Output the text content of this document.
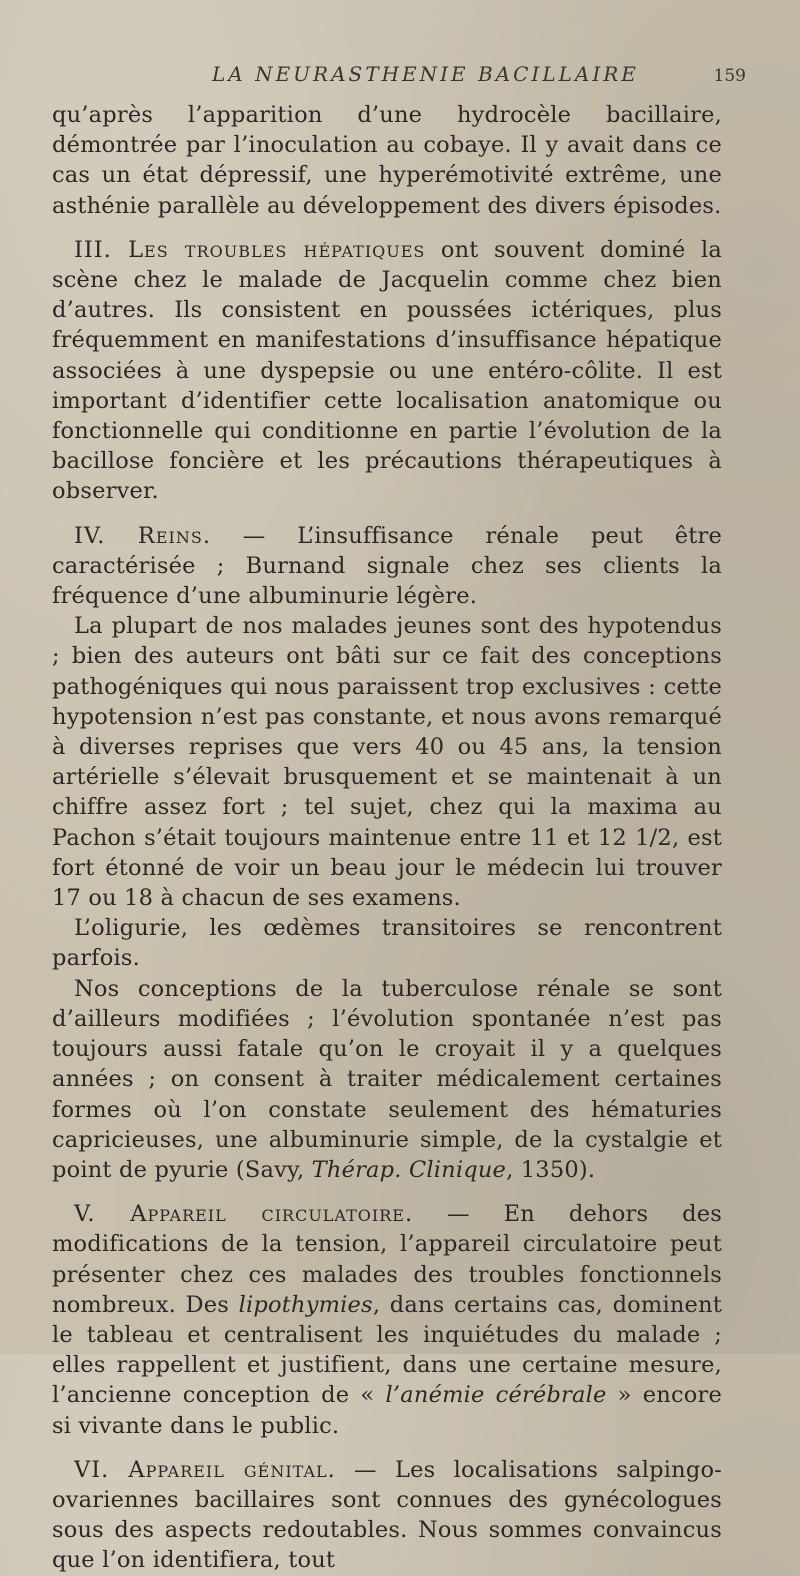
LA NEURASTHENIE BACILLAIRE	159

qu’après l’apparition d’une hydrocèle bacillaire, démontrée par l’inoculation au cobaye. Il y avait dans ce cas un état dépressif, une hyperémotivité extrême, une asthénie parallèle au développement des divers épisodes.

III. Les troubles hépatiques ont souvent dominé la scène chez le malade de Jacquelin comme chez bien d’autres. Ils consistent en poussées ictériques, plus fréquemment en manifestations d’insuffisance hépatique associées à une dyspepsie ou une entéro-côlite. Il est important d’identifier cette localisation anatomique ou fonctionnelle qui conditionne en partie l’évolution de la bacillose foncière et les précautions thérapeutiques à observer.

IV. Reins. — L’insuffisance rénale peut être caractérisée ; Burnand signale chez ses clients la fréquence d’une albuminurie légère.

La plupart de nos malades jeunes sont des hypotendus ; bien des auteurs ont bâti sur ce fait des conceptions pathogéniques qui nous paraissent trop exclusives : cette hypotension n’est pas constante, et nous avons remarqué à diverses reprises que vers 40 ou 45 ans, la tension artérielle s’élevait brusquement et se maintenait à un chiffre assez fort ; tel sujet, chez qui la maxima au Pachon s’était toujours maintenue entre 11 et 12 1/2, est fort étonné de voir un beau jour le médecin lui trouver 17 ou 18 à chacun de ses examens.

L’oligurie, les œdèmes transitoires se rencontrent parfois.

Nos conceptions de la tuberculose rénale se sont d’ailleurs modifiées ; l’évolution spontanée n’est pas toujours aussi fatale qu’on le croyait il y a quelques années ; on consent à traiter médicalement certaines formes où l’on constate seulement des hématuries capricieuses, une albuminurie simple, de la cystalgie et point de pyurie (Savy, Thérap. Clinique, 1350).

V. Appareil circulatoire. — En dehors des modifications de la tension, l’appareil circulatoire peut présenter chez ces malades des troubles fonctionnels nombreux. Des lipothymies, dans certains cas, dominent le tableau et centralisent les inquiétudes du malade ; elles rappellent et justifient, dans une certaine mesure, l’ancienne conception de « l’anémie cérébrale » encore si vivante dans le public.

VI. Appareil génital. — Les localisations salpingo-ovariennes bacillaires sont connues des gynécologues sous des aspects redoutables. Nous sommes convaincus que l’on identifiera, tout
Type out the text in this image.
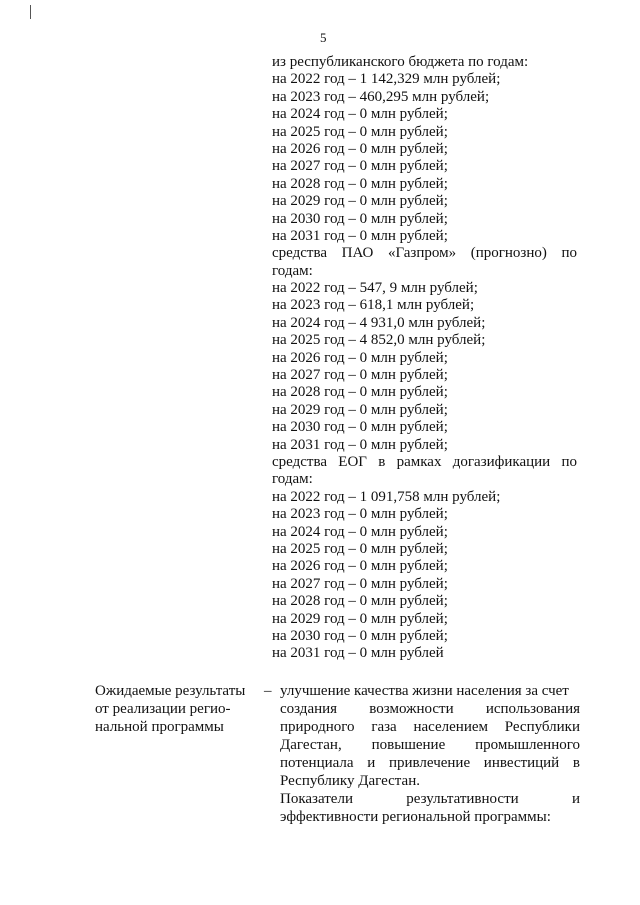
5
из республиканского бюджета по годам:
на 2022 год – 1 142,329 млн рублей;
на 2023 год – 460,295 млн рублей;
на 2024 год – 0 млн рублей;
на 2025 год – 0 млн рублей;
на 2026 год – 0 млн рублей;
на 2027 год – 0 млн рублей;
на 2028 год – 0 млн рублей;
на 2029 год – 0 млн рублей;
на 2030 год – 0 млн рублей;
на 2031 год – 0 млн рублей;
средства ПАО «Газпром» (прогнозно) по
годам:
на 2022 год – 547, 9 млн рублей;
на 2023 год – 618,1 млн рублей;
на 2024 год – 4 931,0 млн рублей;
на 2025 год – 4 852,0 млн рублей;
на 2026 год – 0 млн рублей;
на 2027 год – 0 млн рублей;
на 2028 год – 0 млн рублей;
на 2029 год – 0 млн рублей;
на 2030 год – 0 млн рублей;
на 2031 год – 0 млн рублей;
средства ЕОГ в рамках догазификации по
годам:
на 2022 год – 1 091,758 млн рублей;
на 2023 год – 0 млн рублей;
на 2024 год – 0 млн рублей;
на 2025 год – 0 млн рублей;
на 2026 год – 0 млн рублей;
на 2027 год – 0 млн рублей;
на 2028 год – 0 млн рублей;
на 2029 год – 0 млн рублей;
на 2030 год – 0 млн рублей;
на 2031 год – 0 млн рублей
Ожидаемые результаты
от реализации регио-
нальной программы
– улучшение качества жизни населения за счет
создания возможности использования
природного газа населением Республики
Дагестан, повышение промышленного
потенциала и привлечение инвестиций в
Республику Дагестан.
Показатели результативности и
эффективности региональной программы:
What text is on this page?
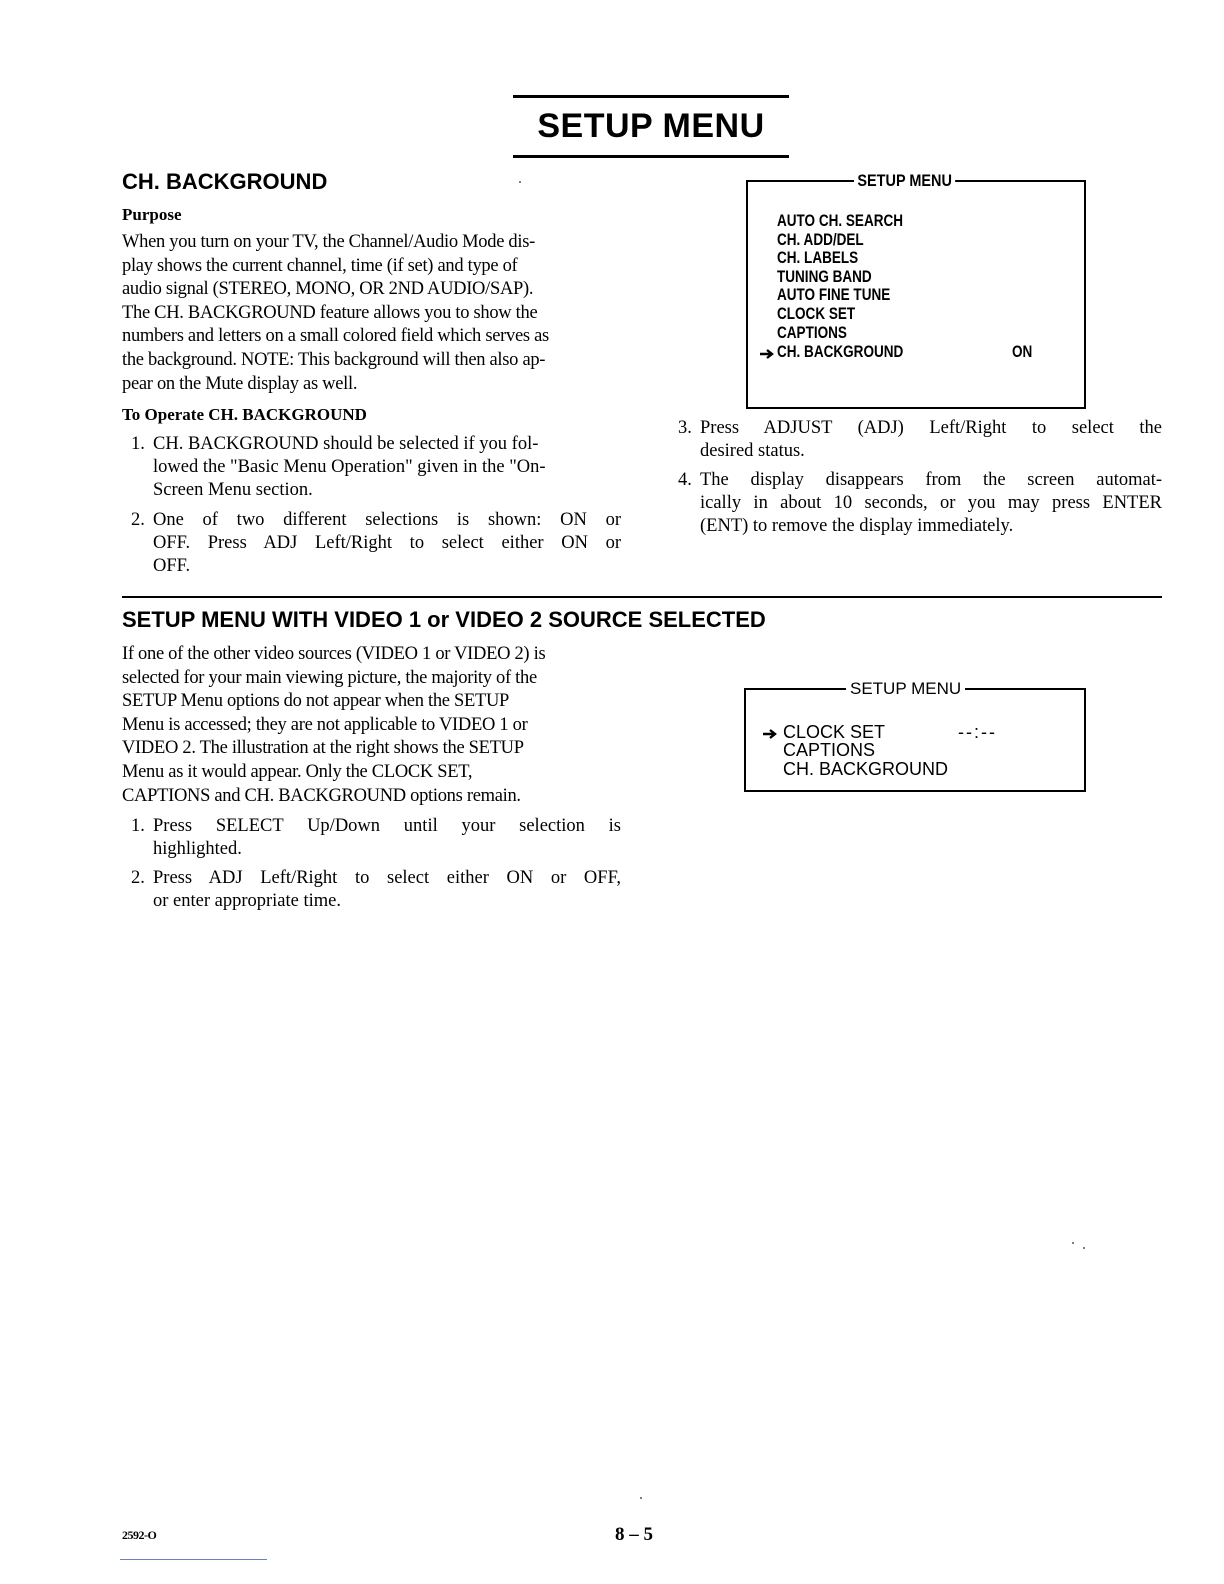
SETUP MENU
CH. BACKGROUND
Purpose
When you turn on your TV, the Channel/Audio Mode dis-
play shows the current channel, time (if set) and type of
audio signal (STEREO, MONO, OR 2ND AUDIO/SAP).
The CH. BACKGROUND feature allows you to show the
numbers and letters on a small colored field which serves as
the background. NOTE: This background will then also ap-
pear on the Mute display as well.
To Operate CH. BACKGROUND
1. CH. BACKGROUND should be selected if you fol-
lowed the "Basic Menu Operation" given in the "On-
Screen Menu section.
2. One of two different selections is shown: ON or
OFF. Press ADJ Left/Right to select either ON or
OFF.
SETUP MENU
AUTO CH. SEARCH
CH. ADD/DEL
CH. LABELS
TUNING BAND
AUTO FINE TUNE
CLOCK SET
CAPTIONS
CH. BACKGROUND	ON
3. Press ADJUST (ADJ) Left/Right to select the
desired status.
4. The display disappears from the screen automat-
ically in about 10 seconds, or you may press ENTER
(ENT) to remove the display immediately.
SETUP MENU WITH VIDEO 1 or VIDEO 2 SOURCE SELECTED
If one of the other video sources (VIDEO 1 or VIDEO 2) is
selected for your main viewing picture, the majority of the
SETUP Menu options do not appear when the SETUP
Menu is accessed; they are not applicable to VIDEO 1 or
VIDEO 2. The illustration at the right shows the SETUP
Menu as it would appear. Only the CLOCK SET,
CAPTIONS and CH. BACKGROUND options remain.
1. Press SELECT Up/Down until your selection is
highlighted.
2. Press ADJ Left/Right to select either ON or OFF,
or enter appropriate time.
SETUP MENU
CLOCK SET	--:--
CAPTIONS
CH. BACKGROUND
2592-O	8 – 5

Required task
Please write out all of the material above without changing a word, and omit any pictures.

Solution to this exercise
Output the text content of this document.
LA NEURASTHENIE BACILLAIRE	159

qu’après l’apparition d’une hydrocèle bacillaire, démontrée par l’inoculation au cobaye. Il y avait dans ce cas un état dépressif, une hyperémotivité extrême, une asthénie parallèle au développement des divers épisodes.

III. Les troubles hépatiques ont souvent dominé la scène chez le malade de Jacquelin comme chez bien d’autres. Ils consistent en poussées ictériques, plus fréquemment en manifestations d’insuffisance hépatique associées à une dyspepsie ou une entéro-côlite. Il est important d’identifier cette localisation anatomique ou fonctionnelle qui conditionne en partie l’évolution de la bacillose foncière et les précautions thérapeutiques à observer.

IV. Reins. — L’insuffisance rénale peut être caractérisée ; Burnand signale chez ses clients la fréquence d’une albuminurie légère.

La plupart de nos malades jeunes sont des hypotendus ; bien des auteurs ont bâti sur ce fait des conceptions pathogéniques qui nous paraissent trop exclusives : cette hypotension n’est pas constante, et nous avons remarqué à diverses reprises que vers 40 ou 45 ans, la tension artérielle s’élevait brusquement et se maintenait à un chiffre assez fort ; tel sujet, chez qui la maxima au Pachon s’était toujours maintenue entre 11 et 12 1/2, est fort étonné de voir un beau jour le médecin lui trouver 17 ou 18 à chacun de ses examens.

L’oligurie, les œdèmes transitoires se rencontrent parfois.

Nos conceptions de la tuberculose rénale se sont d’ailleurs modifiées ; l’évolution spontanée n’est pas toujours aussi fatale qu’on le croyait il y a quelques années ; on consent à traiter médicalement certaines formes où l’on constate seulement des hématuries capricieuses, une albuminurie simple, de la cystalgie et point de pyurie (Savy, Thérap. Clinique, 1350).

V. Appareil circulatoire. — En dehors des modifications de la tension, l’appareil circulatoire peut présenter chez ces malades des troubles fonctionnels nombreux. Des lipothymies, dans certains cas, dominent le tableau et centralisent les inquiétudes du malade ; elles rappellent et justifient, dans une certaine mesure, l’ancienne conception de « l’anémie cérébrale » encore si vivante dans le public.

VI. Appareil génital. — Les localisations salpingo-ovariennes bacillaires sont connues des gynécologues sous des aspects redoutables. Nous sommes convaincus que l’on identifiera, tout
Type out the text in this image.
5
из республиканского бюджета по годам:
на 2022 год – 1 142,329 млн рублей;
на 2023 год – 460,295 млн рублей;
на 2024 год – 0 млн рублей;
на 2025 год – 0 млн рублей;
на 2026 год – 0 млн рублей;
на 2027 год – 0 млн рублей;
на 2028 год – 0 млн рублей;
на 2029 год – 0 млн рублей;
на 2030 год – 0 млн рублей;
на 2031 год – 0 млн рублей;
средства ПАО «Газпром» (прогнозно) по
годам:
на 2022 год – 547, 9 млн рублей;
на 2023 год – 618,1 млн рублей;
на 2024 год – 4 931,0 млн рублей;
на 2025 год – 4 852,0 млн рублей;
на 2026 год – 0 млн рублей;
на 2027 год – 0 млн рублей;
на 2028 год – 0 млн рублей;
на 2029 год – 0 млн рублей;
на 2030 год – 0 млн рублей;
на 2031 год – 0 млн рублей;
средства ЕОГ в рамках догазификации по
годам:
на 2022 год – 1 091,758 млн рублей;
на 2023 год – 0 млн рублей;
на 2024 год – 0 млн рублей;
на 2025 год – 0 млн рублей;
на 2026 год – 0 млн рублей;
на 2027 год – 0 млн рублей;
на 2028 год – 0 млн рублей;
на 2029 год – 0 млн рублей;
на 2030 год – 0 млн рублей;
на 2031 год – 0 млн рублей
Ожидаемые результаты
от реализации регио-
нальной программы
– улучшение качества жизни населения за счет
создания возможности использования
природного газа населением Республики
Дагестан, повышение промышленного
потенциала и привлечение инвестиций в
Республику Дагестан.
Показатели результативности и
эффективности региональной программы:
What text is on this page?
SETUP MENU
CH. BACKGROUND
Purpose
When you turn on your TV, the Channel/Audio Mode dis-
play shows the current channel, time (if set) and type of
audio signal (STEREO, MONO, OR 2ND AUDIO/SAP).
The CH. BACKGROUND feature allows you to show the
numbers and letters on a small colored field which serves as
the background. NOTE: This background will then also ap-
pear on the Mute display as well.
To Operate CH. BACKGROUND
1. CH. BACKGROUND should be selected if you fol-
lowed the "Basic Menu Operation" given in the "On-
Screen Menu section.
2. One of two different selections is shown: ON or
OFF. Press ADJ Left/Right to select either ON or
OFF.
SETUP MENU
AUTO CH. SEARCH
CH. ADD/DEL
CH. LABELS
TUNING BAND
AUTO FINE TUNE
CLOCK SET
CAPTIONS
CH. BACKGROUND	ON
3. Press ADJUST (ADJ) Left/Right to select the
desired status.
4. The display disappears from the screen automat-
ically in about 10 seconds, or you may press ENTER
(ENT) to remove the display immediately.
SETUP MENU WITH VIDEO 1 or VIDEO 2 SOURCE SELECTED
If one of the other video sources (VIDEO 1 or VIDEO 2) is
selected for your main viewing picture, the majority of the
SETUP Menu options do not appear when the SETUP
Menu is accessed; they are not applicable to VIDEO 1 or
VIDEO 2. The illustration at the right shows the SETUP
Menu as it would appear. Only the CLOCK SET,
CAPTIONS and CH. BACKGROUND options remain.
1. Press SELECT Up/Down until your selection is
highlighted.
2. Press ADJ Left/Right to select either ON or OFF,
or enter appropriate time.
SETUP MENU
CLOCK SET	--:--
CAPTIONS
CH. BACKGROUND
2592-O	8 – 5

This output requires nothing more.